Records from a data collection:
# # # # # # #

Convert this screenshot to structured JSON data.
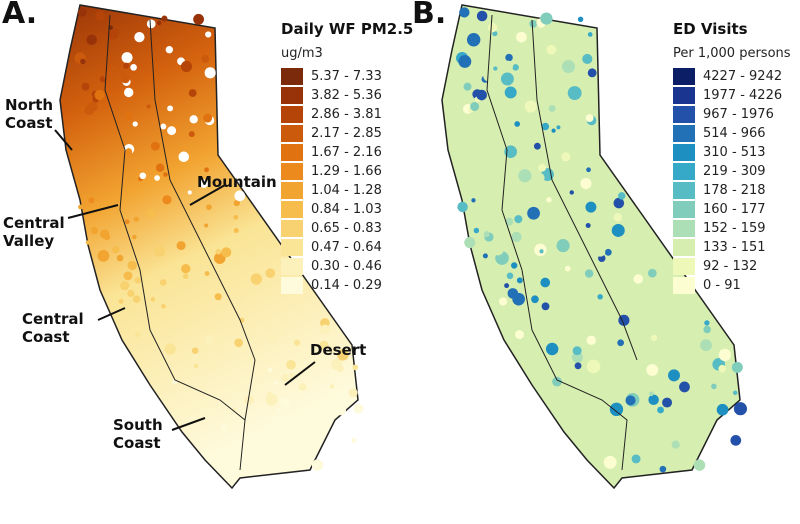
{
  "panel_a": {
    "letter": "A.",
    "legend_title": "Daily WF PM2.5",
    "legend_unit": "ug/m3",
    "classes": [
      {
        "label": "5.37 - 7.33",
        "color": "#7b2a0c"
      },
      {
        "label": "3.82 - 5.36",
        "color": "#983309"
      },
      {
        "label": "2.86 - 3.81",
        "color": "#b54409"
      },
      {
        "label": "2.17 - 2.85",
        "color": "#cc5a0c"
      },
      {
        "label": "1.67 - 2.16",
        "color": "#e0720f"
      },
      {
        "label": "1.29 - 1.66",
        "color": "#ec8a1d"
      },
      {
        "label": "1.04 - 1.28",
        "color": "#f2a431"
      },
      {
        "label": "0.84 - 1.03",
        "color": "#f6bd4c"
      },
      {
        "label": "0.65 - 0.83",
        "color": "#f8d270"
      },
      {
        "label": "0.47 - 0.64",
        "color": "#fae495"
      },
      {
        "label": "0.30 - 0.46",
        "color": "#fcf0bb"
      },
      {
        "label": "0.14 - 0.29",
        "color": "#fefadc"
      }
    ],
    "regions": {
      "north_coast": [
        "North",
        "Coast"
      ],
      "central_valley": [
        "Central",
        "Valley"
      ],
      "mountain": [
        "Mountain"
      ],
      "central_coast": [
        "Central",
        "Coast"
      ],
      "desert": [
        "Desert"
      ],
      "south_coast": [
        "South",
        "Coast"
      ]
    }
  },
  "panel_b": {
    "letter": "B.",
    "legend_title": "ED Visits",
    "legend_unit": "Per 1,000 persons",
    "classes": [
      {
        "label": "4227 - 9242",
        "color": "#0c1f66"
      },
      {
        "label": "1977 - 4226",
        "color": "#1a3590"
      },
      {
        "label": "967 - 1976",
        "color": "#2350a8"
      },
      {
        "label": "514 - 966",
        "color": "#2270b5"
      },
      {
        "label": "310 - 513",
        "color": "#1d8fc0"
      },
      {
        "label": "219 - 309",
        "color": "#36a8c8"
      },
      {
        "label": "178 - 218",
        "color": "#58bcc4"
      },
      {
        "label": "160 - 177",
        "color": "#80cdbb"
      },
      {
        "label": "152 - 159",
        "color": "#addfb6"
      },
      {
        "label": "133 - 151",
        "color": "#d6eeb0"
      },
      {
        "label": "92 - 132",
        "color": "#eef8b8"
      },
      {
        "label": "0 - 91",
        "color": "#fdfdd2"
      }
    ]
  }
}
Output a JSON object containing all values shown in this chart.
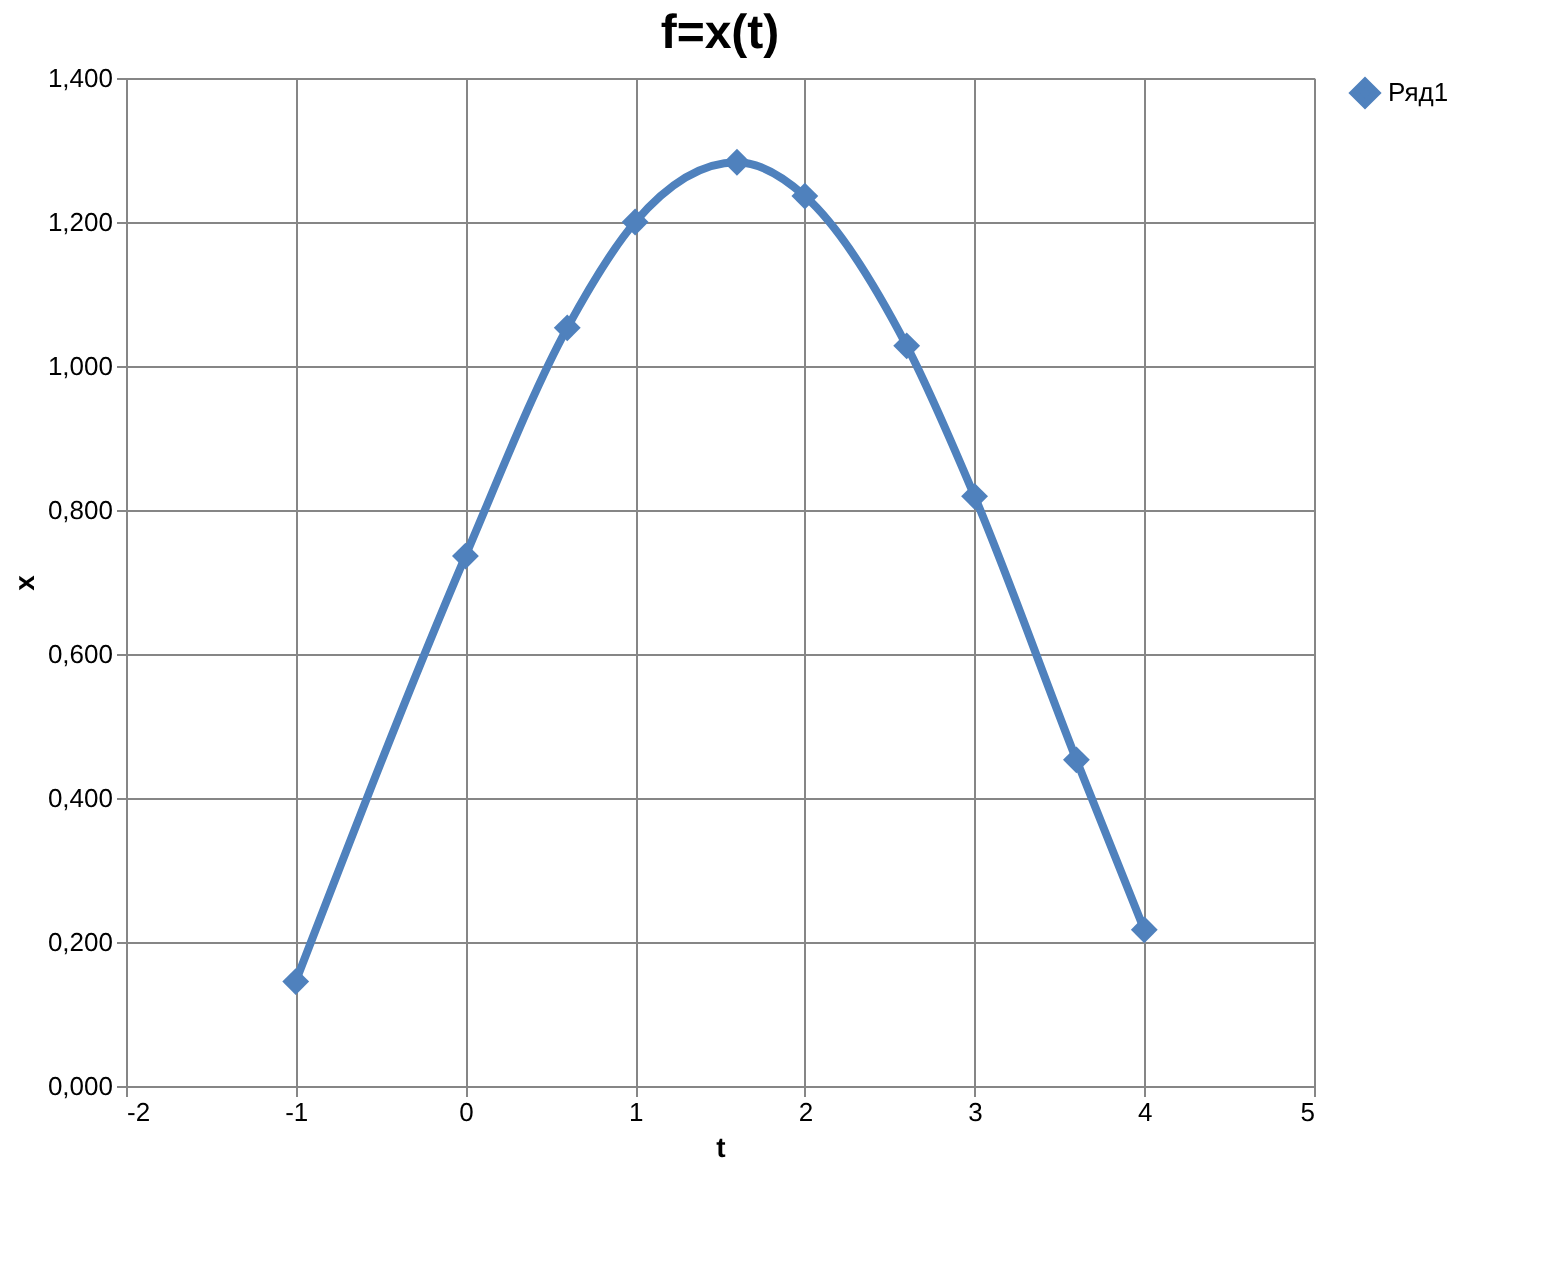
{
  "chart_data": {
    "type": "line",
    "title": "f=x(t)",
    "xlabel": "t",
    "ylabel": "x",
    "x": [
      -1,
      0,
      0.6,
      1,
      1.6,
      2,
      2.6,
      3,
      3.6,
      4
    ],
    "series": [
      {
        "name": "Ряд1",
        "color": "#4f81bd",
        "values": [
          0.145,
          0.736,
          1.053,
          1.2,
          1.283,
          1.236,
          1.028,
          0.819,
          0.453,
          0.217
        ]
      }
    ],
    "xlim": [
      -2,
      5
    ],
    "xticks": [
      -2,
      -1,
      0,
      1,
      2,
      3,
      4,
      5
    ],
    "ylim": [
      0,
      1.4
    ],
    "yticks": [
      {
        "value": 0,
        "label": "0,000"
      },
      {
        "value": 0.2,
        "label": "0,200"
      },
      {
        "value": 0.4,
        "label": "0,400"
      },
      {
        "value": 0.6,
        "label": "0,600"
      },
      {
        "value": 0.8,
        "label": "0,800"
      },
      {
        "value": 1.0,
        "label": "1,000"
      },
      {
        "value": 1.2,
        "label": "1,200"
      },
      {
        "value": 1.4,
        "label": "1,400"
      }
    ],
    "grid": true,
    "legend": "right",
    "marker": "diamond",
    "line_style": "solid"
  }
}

# # # # # # #

Only a number is wanted: how many lines of the material above hold "JSON"?

2